Challenge ->
Select every line in the listing below that contains the string "axis", and copy each one in full.

Data for this task ->
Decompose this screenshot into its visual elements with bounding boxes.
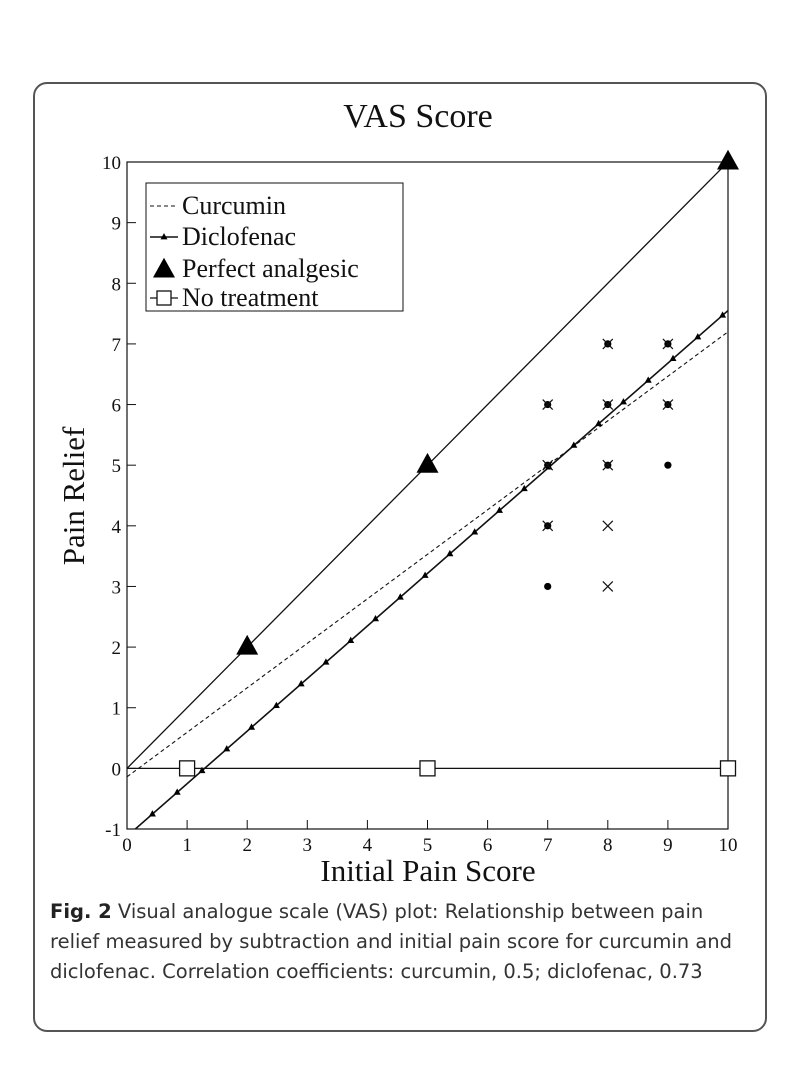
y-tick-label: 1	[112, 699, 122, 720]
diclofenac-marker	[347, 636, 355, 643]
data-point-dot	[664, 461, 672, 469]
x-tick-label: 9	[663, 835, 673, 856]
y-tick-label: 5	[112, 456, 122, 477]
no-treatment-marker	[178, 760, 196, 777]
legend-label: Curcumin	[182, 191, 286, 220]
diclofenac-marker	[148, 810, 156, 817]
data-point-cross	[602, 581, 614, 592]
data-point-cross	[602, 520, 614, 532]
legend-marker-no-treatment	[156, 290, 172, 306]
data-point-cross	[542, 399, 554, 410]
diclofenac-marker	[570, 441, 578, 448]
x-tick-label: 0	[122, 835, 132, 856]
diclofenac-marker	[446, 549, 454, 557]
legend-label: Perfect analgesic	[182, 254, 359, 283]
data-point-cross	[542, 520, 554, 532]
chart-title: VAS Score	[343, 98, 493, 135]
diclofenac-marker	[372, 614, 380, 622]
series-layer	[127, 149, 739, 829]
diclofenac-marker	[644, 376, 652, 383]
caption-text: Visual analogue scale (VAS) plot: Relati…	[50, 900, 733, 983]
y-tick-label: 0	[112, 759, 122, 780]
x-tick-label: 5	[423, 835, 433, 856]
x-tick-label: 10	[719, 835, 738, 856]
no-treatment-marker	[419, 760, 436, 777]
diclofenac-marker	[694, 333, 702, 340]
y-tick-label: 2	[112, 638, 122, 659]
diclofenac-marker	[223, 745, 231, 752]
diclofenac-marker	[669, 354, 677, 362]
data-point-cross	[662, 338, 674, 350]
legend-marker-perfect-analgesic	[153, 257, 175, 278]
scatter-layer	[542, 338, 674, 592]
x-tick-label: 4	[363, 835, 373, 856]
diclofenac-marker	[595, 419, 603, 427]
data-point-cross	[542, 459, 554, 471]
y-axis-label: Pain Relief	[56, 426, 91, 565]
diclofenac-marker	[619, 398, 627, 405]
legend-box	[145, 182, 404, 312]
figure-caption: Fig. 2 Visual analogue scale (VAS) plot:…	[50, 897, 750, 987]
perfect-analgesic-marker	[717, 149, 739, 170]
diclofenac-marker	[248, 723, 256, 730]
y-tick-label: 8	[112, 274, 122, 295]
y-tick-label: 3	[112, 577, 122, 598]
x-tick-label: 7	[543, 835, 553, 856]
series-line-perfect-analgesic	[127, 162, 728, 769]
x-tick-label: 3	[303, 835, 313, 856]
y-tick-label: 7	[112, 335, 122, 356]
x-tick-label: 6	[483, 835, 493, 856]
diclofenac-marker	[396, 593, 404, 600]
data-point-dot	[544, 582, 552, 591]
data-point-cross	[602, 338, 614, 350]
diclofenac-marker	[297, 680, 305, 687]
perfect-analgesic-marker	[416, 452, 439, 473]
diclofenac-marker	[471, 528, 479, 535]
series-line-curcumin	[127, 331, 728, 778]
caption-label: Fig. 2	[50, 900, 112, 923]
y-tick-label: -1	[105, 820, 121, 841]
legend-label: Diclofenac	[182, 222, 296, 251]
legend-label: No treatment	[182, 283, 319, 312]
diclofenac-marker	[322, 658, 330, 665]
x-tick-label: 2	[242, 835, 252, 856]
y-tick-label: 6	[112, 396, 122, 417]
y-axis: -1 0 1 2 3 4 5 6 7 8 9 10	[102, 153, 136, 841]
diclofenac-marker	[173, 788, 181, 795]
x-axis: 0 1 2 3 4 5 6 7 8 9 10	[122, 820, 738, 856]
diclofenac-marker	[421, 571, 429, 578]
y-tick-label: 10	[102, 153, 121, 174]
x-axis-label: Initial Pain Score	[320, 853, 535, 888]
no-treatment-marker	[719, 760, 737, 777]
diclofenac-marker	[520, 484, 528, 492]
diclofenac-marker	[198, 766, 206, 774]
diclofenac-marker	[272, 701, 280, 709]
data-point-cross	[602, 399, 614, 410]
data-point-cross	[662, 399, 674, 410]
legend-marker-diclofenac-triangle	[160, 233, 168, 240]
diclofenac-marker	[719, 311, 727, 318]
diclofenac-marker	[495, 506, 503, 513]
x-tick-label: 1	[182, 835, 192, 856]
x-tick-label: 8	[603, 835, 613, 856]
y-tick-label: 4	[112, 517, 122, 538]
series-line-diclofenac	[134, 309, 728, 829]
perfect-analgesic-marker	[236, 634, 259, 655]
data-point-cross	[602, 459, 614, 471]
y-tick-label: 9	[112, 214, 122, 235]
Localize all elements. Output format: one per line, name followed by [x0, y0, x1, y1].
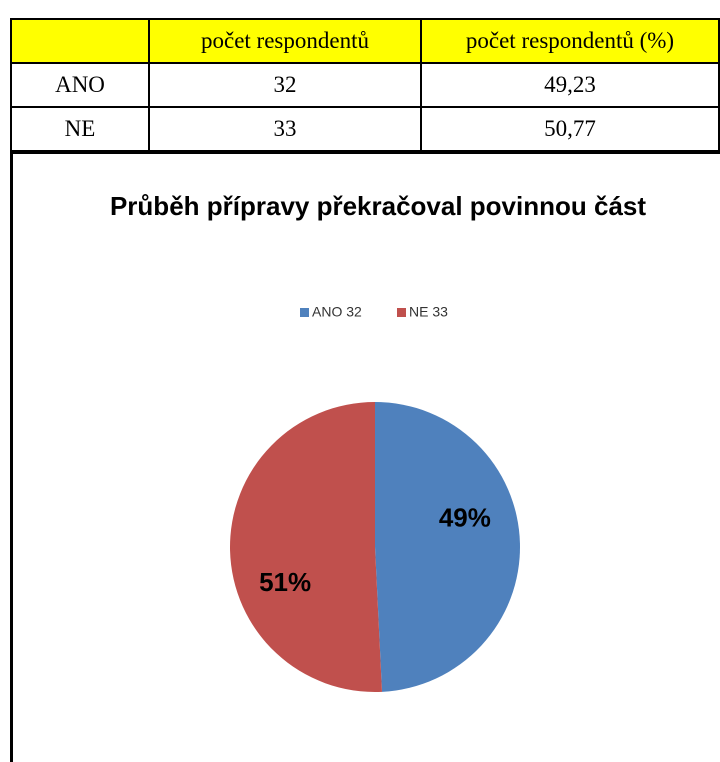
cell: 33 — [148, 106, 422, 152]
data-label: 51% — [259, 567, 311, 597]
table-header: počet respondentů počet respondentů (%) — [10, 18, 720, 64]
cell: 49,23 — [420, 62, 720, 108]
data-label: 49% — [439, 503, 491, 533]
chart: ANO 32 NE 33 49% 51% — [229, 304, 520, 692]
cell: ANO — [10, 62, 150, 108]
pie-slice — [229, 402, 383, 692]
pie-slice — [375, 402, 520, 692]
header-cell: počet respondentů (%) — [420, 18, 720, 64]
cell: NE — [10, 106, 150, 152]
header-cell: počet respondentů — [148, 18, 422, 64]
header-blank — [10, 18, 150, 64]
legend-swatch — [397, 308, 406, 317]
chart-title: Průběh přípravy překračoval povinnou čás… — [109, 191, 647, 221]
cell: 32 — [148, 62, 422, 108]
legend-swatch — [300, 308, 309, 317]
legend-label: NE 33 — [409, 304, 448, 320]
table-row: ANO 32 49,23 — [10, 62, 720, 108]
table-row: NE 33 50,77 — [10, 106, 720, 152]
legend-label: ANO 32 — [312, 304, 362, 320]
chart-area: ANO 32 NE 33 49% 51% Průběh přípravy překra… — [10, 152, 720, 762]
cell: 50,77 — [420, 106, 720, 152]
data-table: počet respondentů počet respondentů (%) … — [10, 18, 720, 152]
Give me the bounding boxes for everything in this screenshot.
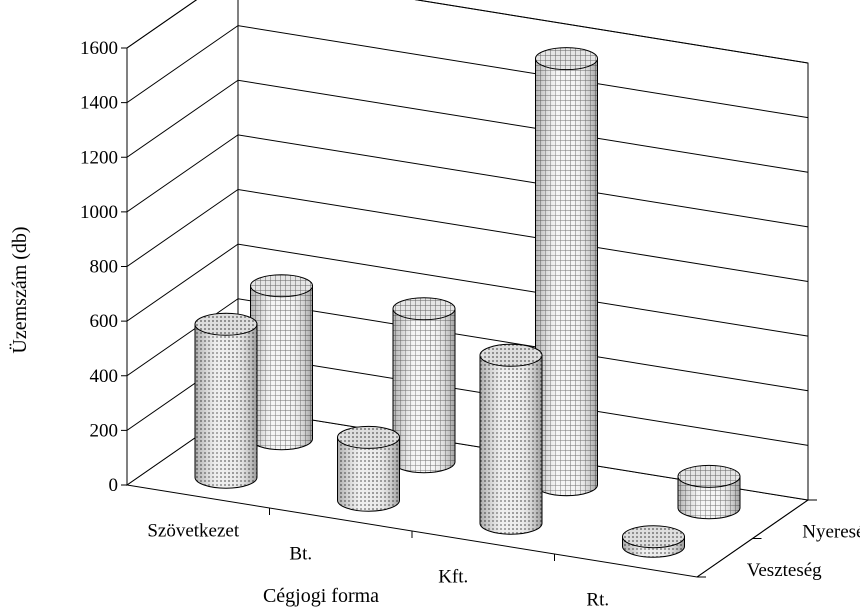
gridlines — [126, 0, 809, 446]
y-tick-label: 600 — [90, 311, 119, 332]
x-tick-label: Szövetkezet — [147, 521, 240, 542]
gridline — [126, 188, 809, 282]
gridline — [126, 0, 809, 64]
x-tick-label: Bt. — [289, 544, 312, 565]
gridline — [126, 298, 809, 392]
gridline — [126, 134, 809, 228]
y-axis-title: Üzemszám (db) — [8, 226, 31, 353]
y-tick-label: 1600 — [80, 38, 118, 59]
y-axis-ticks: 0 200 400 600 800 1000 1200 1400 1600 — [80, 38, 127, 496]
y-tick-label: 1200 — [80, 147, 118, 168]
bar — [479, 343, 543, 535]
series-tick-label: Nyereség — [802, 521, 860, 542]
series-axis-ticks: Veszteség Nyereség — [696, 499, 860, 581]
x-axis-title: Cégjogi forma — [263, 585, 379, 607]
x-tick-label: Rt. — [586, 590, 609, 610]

Expected answer ->
y-axis-label: Pain Relief	[56, 426, 91, 565]
y-axis: -1 0 1 2 3 4 5 6 7 8 9 10	[102, 153, 136, 841]
x-axis: 0 1 2 3 4 5 6 7 8 9 10	[122, 820, 738, 856]
x-axis-label: Initial Pain Score	[320, 853, 535, 888]
y-axis-title: Üzemszám (db) — [8, 226, 31, 353]
y-axis-ticks: 0 200 400 600 800 1000 1200 1400 1600 — [80, 38, 127, 496]
series-axis-ticks: Veszteség Nyereség — [696, 499, 860, 581]
x-axis-title: Cégjogi forma — [263, 585, 379, 607]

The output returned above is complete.